*EXERCISE DIRECTIONS*
Copy out all of the material exactly.

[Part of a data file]
#####

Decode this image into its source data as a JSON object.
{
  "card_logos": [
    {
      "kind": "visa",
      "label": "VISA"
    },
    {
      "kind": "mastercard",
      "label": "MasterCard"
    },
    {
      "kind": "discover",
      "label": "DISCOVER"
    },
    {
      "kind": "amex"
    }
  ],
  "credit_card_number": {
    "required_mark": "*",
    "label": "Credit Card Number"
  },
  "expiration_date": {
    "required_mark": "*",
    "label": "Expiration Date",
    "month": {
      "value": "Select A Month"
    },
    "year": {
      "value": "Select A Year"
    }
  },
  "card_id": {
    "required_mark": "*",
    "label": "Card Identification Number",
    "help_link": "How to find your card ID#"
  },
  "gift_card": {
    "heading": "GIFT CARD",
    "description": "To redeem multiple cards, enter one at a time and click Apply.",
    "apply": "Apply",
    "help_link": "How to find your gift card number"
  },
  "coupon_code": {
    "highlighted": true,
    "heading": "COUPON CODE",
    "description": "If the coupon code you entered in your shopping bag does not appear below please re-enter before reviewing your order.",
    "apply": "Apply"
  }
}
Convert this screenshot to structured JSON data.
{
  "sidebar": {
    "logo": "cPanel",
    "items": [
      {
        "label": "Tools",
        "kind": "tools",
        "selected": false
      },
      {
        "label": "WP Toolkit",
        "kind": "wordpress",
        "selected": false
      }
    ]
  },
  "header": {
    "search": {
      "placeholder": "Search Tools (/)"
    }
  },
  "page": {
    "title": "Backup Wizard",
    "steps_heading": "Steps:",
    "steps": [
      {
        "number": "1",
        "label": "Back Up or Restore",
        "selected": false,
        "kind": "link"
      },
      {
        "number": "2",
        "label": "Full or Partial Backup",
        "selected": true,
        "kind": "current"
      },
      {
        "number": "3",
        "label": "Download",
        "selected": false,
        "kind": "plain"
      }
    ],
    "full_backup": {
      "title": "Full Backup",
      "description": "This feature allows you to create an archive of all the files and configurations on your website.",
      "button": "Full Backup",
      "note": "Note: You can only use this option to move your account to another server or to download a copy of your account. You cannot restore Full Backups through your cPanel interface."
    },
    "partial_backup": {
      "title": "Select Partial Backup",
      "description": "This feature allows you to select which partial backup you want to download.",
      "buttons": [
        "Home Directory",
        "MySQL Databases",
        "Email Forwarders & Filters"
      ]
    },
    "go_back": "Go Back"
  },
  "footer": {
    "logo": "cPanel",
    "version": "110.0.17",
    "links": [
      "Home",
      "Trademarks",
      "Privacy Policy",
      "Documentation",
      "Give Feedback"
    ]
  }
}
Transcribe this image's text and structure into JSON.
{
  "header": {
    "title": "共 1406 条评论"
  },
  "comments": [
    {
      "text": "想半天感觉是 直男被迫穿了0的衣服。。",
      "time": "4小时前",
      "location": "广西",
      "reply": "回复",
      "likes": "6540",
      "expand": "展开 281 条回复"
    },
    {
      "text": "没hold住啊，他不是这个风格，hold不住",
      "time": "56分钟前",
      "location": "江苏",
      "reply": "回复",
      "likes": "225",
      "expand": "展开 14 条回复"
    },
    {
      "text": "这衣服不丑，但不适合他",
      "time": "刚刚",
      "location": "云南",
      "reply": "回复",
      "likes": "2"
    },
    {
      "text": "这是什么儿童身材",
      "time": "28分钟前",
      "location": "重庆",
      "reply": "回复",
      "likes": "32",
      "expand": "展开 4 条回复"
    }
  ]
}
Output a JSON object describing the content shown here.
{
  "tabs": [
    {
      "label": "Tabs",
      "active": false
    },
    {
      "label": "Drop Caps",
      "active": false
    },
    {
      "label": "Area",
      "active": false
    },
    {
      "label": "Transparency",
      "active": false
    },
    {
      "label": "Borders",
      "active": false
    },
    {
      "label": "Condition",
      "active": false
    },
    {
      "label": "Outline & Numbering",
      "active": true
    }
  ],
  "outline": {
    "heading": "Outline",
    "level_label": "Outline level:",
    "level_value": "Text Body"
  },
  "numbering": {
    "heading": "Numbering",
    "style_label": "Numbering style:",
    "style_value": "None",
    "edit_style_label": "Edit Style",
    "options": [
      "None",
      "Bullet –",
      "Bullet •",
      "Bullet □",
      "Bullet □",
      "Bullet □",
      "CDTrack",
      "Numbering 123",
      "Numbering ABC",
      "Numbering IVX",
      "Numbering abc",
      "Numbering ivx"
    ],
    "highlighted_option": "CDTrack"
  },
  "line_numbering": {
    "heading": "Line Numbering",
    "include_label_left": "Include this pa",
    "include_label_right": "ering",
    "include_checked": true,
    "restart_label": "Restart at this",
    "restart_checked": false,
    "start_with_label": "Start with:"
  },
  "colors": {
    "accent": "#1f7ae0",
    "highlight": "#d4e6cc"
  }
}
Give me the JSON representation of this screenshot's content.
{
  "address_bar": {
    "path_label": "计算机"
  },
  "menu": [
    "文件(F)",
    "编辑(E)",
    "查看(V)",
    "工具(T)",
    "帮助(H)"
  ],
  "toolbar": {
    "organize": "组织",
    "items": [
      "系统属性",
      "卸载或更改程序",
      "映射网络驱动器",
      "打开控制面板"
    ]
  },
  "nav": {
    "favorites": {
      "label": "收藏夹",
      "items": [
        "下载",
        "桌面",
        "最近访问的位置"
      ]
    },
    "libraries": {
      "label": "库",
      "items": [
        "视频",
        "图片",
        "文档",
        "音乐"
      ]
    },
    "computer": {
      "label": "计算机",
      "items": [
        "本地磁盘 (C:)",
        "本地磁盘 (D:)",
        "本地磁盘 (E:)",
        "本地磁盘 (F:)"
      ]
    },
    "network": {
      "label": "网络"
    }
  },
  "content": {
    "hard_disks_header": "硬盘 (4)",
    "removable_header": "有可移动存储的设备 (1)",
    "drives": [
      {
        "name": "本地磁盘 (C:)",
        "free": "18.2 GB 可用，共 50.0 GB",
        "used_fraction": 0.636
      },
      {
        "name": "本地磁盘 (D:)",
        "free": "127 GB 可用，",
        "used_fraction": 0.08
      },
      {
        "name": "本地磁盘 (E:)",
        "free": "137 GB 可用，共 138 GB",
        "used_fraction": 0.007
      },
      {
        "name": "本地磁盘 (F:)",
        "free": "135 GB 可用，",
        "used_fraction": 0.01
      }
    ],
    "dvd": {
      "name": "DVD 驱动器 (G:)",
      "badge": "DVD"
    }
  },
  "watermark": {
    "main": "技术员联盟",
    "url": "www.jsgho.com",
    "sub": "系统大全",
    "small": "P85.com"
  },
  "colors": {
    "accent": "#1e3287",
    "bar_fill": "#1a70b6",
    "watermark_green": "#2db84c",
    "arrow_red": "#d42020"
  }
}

#####

*COMPLETE ANSWER*
Decode this image into its source data as a JSON object.
{
  "card_logos": [
    {
      "kind": "visa",
      "label": "VISA"
    },
    {
      "kind": "mastercard",
      "label": "MasterCard"
    },
    {
      "kind": "discover",
      "label": "DISCOVER"
    },
    {
      "kind": "amex"
    }
  ],
  "credit_card_number": {
    "required_mark": "*",
    "label": "Credit Card Number"
  },
  "expiration_date": {
    "required_mark": "*",
    "label": "Expiration Date",
    "month": {
      "value": "Select A Month"
    },
    "year": {
      "value": "Select A Year"
    }
  },
  "card_id": {
    "required_mark": "*",
    "label": "Card Identification Number",
    "help_link": "How to find your card ID#"
  },
  "gift_card": {
    "heading": "GIFT CARD",
    "description": "To redeem multiple cards, enter one at a time and click Apply.",
    "apply": "Apply",
    "help_link": "How to find your gift card number"
  },
  "coupon_code": {
    "highlighted": true,
    "heading": "COUPON CODE",
    "description": "If the coupon code you entered in your shopping bag does not appear below please re-enter before reviewing your order.",
    "apply": "Apply"
  }
}
Convert this screenshot to structured JSON data.
{
  "sidebar": {
    "logo": "cPanel",
    "items": [
      {
        "label": "Tools",
        "kind": "tools",
        "selected": false
      },
      {
        "label": "WP Toolkit",
        "kind": "wordpress",
        "selected": false
      }
    ]
  },
  "header": {
    "search": {
      "placeholder": "Search Tools (/)"
    }
  },
  "page": {
    "title": "Backup Wizard",
    "steps_heading": "Steps:",
    "steps": [
      {
        "number": "1",
        "label": "Back Up or Restore",
        "selected": false,
        "kind": "link"
      },
      {
        "number": "2",
        "label": "Full or Partial Backup",
        "selected": true,
        "kind": "current"
      },
      {
        "number": "3",
        "label": "Download",
        "selected": false,
        "kind": "plain"
      }
    ],
    "full_backup": {
      "title": "Full Backup",
      "description": "This feature allows you to create an archive of all the files and configurations on your website.",
      "button": "Full Backup",
      "note": "Note: You can only use this option to move your account to another server or to download a copy of your account. You cannot restore Full Backups through your cPanel interface."
    },
    "partial_backup": {
      "title": "Select Partial Backup",
      "description": "This feature allows you to select which partial backup you want to download.",
      "buttons": [
        "Home Directory",
        "MySQL Databases",
        "Email Forwarders & Filters"
      ]
    },
    "go_back": "Go Back"
  },
  "footer": {
    "logo": "cPanel",
    "version": "110.0.17",
    "links": [
      "Home",
      "Trademarks",
      "Privacy Policy",
      "Documentation",
      "Give Feedback"
    ]
  }
}
Transcribe this image's text and structure into JSON.
{
  "header": {
    "title": "共 1406 条评论"
  },
  "comments": [
    {
      "text": "想半天感觉是 直男被迫穿了0的衣服。。",
      "time": "4小时前",
      "location": "广西",
      "reply": "回复",
      "likes": "6540",
      "expand": "展开 281 条回复"
    },
    {
      "text": "没hold住啊，他不是这个风格，hold不住",
      "time": "56分钟前",
      "location": "江苏",
      "reply": "回复",
      "likes": "225",
      "expand": "展开 14 条回复"
    },
    {
      "text": "这衣服不丑，但不适合他",
      "time": "刚刚",
      "location": "云南",
      "reply": "回复",
      "likes": "2"
    },
    {
      "text": "这是什么儿童身材",
      "time": "28分钟前",
      "location": "重庆",
      "reply": "回复",
      "likes": "32",
      "expand": "展开 4 条回复"
    }
  ]
}
Output a JSON object describing the content shown here.
{
  "tabs": [
    {
      "label": "Tabs",
      "active": false
    },
    {
      "label": "Drop Caps",
      "active": false
    },
    {
      "label": "Area",
      "active": false
    },
    {
      "label": "Transparency",
      "active": false
    },
    {
      "label": "Borders",
      "active": false
    },
    {
      "label": "Condition",
      "active": false
    },
    {
      "label": "Outline & Numbering",
      "active": true
    }
  ],
  "outline": {
    "heading": "Outline",
    "level_label": "Outline level:",
    "level_value": "Text Body"
  },
  "numbering": {
    "heading": "Numbering",
    "style_label": "Numbering style:",
    "style_value": "None",
    "edit_style_label": "Edit Style",
    "options": [
      "None",
      "Bullet –",
      "Bullet •",
      "Bullet □",
      "Bullet □",
      "Bullet □",
      "CDTrack",
      "Numbering 123",
      "Numbering ABC",
      "Numbering IVX",
      "Numbering abc",
      "Numbering ivx"
    ],
    "highlighted_option": "CDTrack"
  },
  "line_numbering": {
    "heading": "Line Numbering",
    "include_label_left": "Include this pa",
    "include_label_right": "ering",
    "include_checked": true,
    "restart_label": "Restart at this",
    "restart_checked": false,
    "start_with_label": "Start with:"
  },
  "colors": {
    "accent": "#1f7ae0",
    "highlight": "#d4e6cc"
  }
}
Give me the JSON representation of this screenshot's content.
{
  "address_bar": {
    "path_label": "计算机"
  },
  "menu": [
    "文件(F)",
    "编辑(E)",
    "查看(V)",
    "工具(T)",
    "帮助(H)"
  ],
  "toolbar": {
    "organize": "组织",
    "items": [
      "系统属性",
      "卸载或更改程序",
      "映射网络驱动器",
      "打开控制面板"
    ]
  },
  "nav": {
    "favorites": {
      "label": "收藏夹",
      "items": [
        "下载",
        "桌面",
        "最近访问的位置"
      ]
    },
    "libraries": {
      "label": "库",
      "items": [
        "视频",
        "图片",
        "文档",
        "音乐"
      ]
    },
    "computer": {
      "label": "计算机",
      "items": [
        "本地磁盘 (C:)",
        "本地磁盘 (D:)",
        "本地磁盘 (E:)",
        "本地磁盘 (F:)"
      ]
    },
    "network": {
      "label": "网络"
    }
  },
  "content": {
    "hard_disks_header": "硬盘 (4)",
    "removable_header": "有可移动存储的设备 (1)",
    "drives": [
      {
        "name": "本地磁盘 (C:)",
        "free": "18.2 GB 可用，共 50.0 GB",
        "used_fraction": 0.636
      },
      {
        "name": "本地磁盘 (D:)",
        "free": "127 GB 可用，",
        "used_fraction": 0.08
      },
      {
        "name": "本地磁盘 (E:)",
        "free": "137 GB 可用，共 138 GB",
        "used_fraction": 0.007
      },
      {
        "name": "本地磁盘 (F:)",
        "free": "135 GB 可用，",
        "used_fraction": 0.01
      }
    ],
    "dvd": {
      "name": "DVD 驱动器 (G:)",
      "badge": "DVD"
    }
  },
  "watermark": {
    "main": "技术员联盟",
    "url": "www.jsgho.com",
    "sub": "系统大全",
    "small": "P85.com"
  },
  "colors": {
    "accent": "#1e3287",
    "bar_fill": "#1a70b6",
    "watermark_green": "#2db84c",
    "arrow_red": "#d42020"
  }
}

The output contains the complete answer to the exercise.